| Exercise |
Return the records that follow unaltered. Omit every picture.

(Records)
========
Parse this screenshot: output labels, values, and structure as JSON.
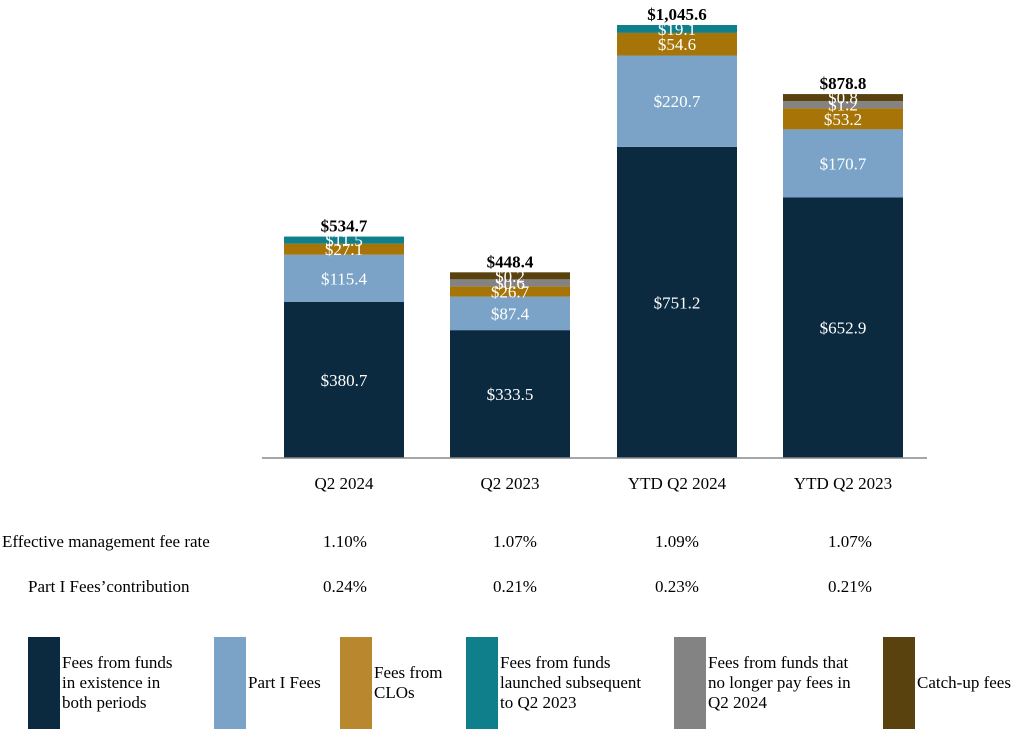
{
  "chart_data": {
    "type": "bar",
    "stacked": true,
    "categories": [
      "Q2 2024",
      "Q2 2023",
      "YTD Q2 2024",
      "YTD Q2 2023"
    ],
    "series": [
      {
        "name": "Fees from funds in existence in both periods",
        "color": "#0b2a40",
        "values": [
          380.7,
          333.5,
          751.2,
          652.9
        ],
        "labels": [
          "$380.7",
          "$333.5",
          "$751.2",
          "$652.9"
        ]
      },
      {
        "name": "Part I Fees",
        "color": "#7aa3c7",
        "values": [
          115.4,
          87.4,
          220.7,
          170.7
        ],
        "labels": [
          "$115.4",
          "$87.4",
          "$220.7",
          "$170.7"
        ]
      },
      {
        "name": "Fees from CLOs",
        "color": "#a67407",
        "values": [
          27.1,
          26.7,
          54.6,
          53.2
        ],
        "labels": [
          "$27.1",
          "$26.7",
          "$54.6",
          "$53.2"
        ]
      },
      {
        "name": "Fees from funds launched subsequent to Q2 2023",
        "color": "#0f7f8c",
        "values": [
          11.5,
          0,
          19.1,
          0
        ],
        "labels": [
          "$11.5",
          "",
          "$19.1",
          ""
        ]
      },
      {
        "name": "Fees from funds that no longer pay fees in Q2 2024",
        "color": "#838383",
        "values": [
          0,
          0.6,
          0,
          1.2
        ],
        "labels": [
          "",
          "$0.6",
          "",
          "$1.2"
        ]
      },
      {
        "name": "Catch-up fees",
        "color": "#5a420e",
        "values": [
          0,
          0.2,
          0,
          0.8
        ],
        "labels": [
          "",
          "$0.2",
          "",
          "$0.8"
        ]
      }
    ],
    "totals": [
      "$534.7",
      "$448.4",
      "$1,045.6",
      "$878.8"
    ],
    "total_values": [
      534.7,
      448.4,
      1045.6,
      878.8
    ],
    "ylim": [
      0,
      1045.6
    ],
    "min_segment_display_value": 17,
    "grid": false,
    "legend_position": "bottom"
  },
  "table_rows": [
    {
      "label": "Effective management fee rate",
      "values": [
        "1.10%",
        "1.07%",
        "1.09%",
        "1.07%"
      ]
    },
    {
      "label": "Part I Fees’contribution",
      "values": [
        "0.24%",
        "0.21%",
        "0.23%",
        "0.21%"
      ]
    }
  ],
  "legend": [
    {
      "text": "Fees from funds\nin existence in\nboth periods",
      "color": "#0b2a40"
    },
    {
      "text": "Part I Fees",
      "color": "#7aa3c7"
    },
    {
      "text": "Fees from\nCLOs",
      "color": "#b8872e"
    },
    {
      "text": "Fees from funds\nlaunched subsequent\nto Q2 2023",
      "color": "#0f7f8c"
    },
    {
      "text": "Fees from funds that\nno longer pay fees in\nQ2 2024",
      "color": "#838383"
    },
    {
      "text": "Catch-up fees",
      "color": "#5a420e"
    }
  ]
}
========
| Solved problem |
Parse this screenshot: output labels, values, and structure as JSON.
{
  "chart_data": {
    "type": "bar",
    "stacked": true,
    "categories": [
      "Q2 2024",
      "Q2 2023",
      "YTD Q2 2024",
      "YTD Q2 2023"
    ],
    "series": [
      {
        "name": "Fees from funds in existence in both periods",
        "color": "#0b2a40",
        "values": [
          380.7,
          333.5,
          751.2,
          652.9
        ],
        "labels": [
          "$380.7",
          "$333.5",
          "$751.2",
          "$652.9"
        ]
      },
      {
        "name": "Part I Fees",
        "color": "#7aa3c7",
        "values": [
          115.4,
          87.4,
          220.7,
          170.7
        ],
        "labels": [
          "$115.4",
          "$87.4",
          "$220.7",
          "$170.7"
        ]
      },
      {
        "name": "Fees from CLOs",
        "color": "#a67407",
        "values": [
          27.1,
          26.7,
          54.6,
          53.2
        ],
        "labels": [
          "$27.1",
          "$26.7",
          "$54.6",
          "$53.2"
        ]
      },
      {
        "name": "Fees from funds launched subsequent to Q2 2023",
        "color": "#0f7f8c",
        "values": [
          11.5,
          0,
          19.1,
          0
        ],
        "labels": [
          "$11.5",
          "",
          "$19.1",
          ""
        ]
      },
      {
        "name": "Fees from funds that no longer pay fees in Q2 2024",
        "color": "#838383",
        "values": [
          0,
          0.6,
          0,
          1.2
        ],
        "labels": [
          "",
          "$0.6",
          "",
          "$1.2"
        ]
      },
      {
        "name": "Catch-up fees",
        "color": "#5a420e",
        "values": [
          0,
          0.2,
          0,
          0.8
        ],
        "labels": [
          "",
          "$0.2",
          "",
          "$0.8"
        ]
      }
    ],
    "totals": [
      "$534.7",
      "$448.4",
      "$1,045.6",
      "$878.8"
    ],
    "total_values": [
      534.7,
      448.4,
      1045.6,
      878.8
    ],
    "ylim": [
      0,
      1045.6
    ],
    "min_segment_display_value": 17,
    "grid": false,
    "legend_position": "bottom"
  },
  "table_rows": [
    {
      "label": "Effective management fee rate",
      "values": [
        "1.10%",
        "1.07%",
        "1.09%",
        "1.07%"
      ]
    },
    {
      "label": "Part I Fees’contribution",
      "values": [
        "0.24%",
        "0.21%",
        "0.23%",
        "0.21%"
      ]
    }
  ],
  "legend": [
    {
      "text": "Fees from funds\nin existence in\nboth periods",
      "color": "#0b2a40"
    },
    {
      "text": "Part I Fees",
      "color": "#7aa3c7"
    },
    {
      "text": "Fees from\nCLOs",
      "color": "#b8872e"
    },
    {
      "text": "Fees from funds\nlaunched subsequent\nto Q2 2023",
      "color": "#0f7f8c"
    },
    {
      "text": "Fees from funds that\nno longer pay fees in\nQ2 2024",
      "color": "#838383"
    },
    {
      "text": "Catch-up fees",
      "color": "#5a420e"
    }
  ]
}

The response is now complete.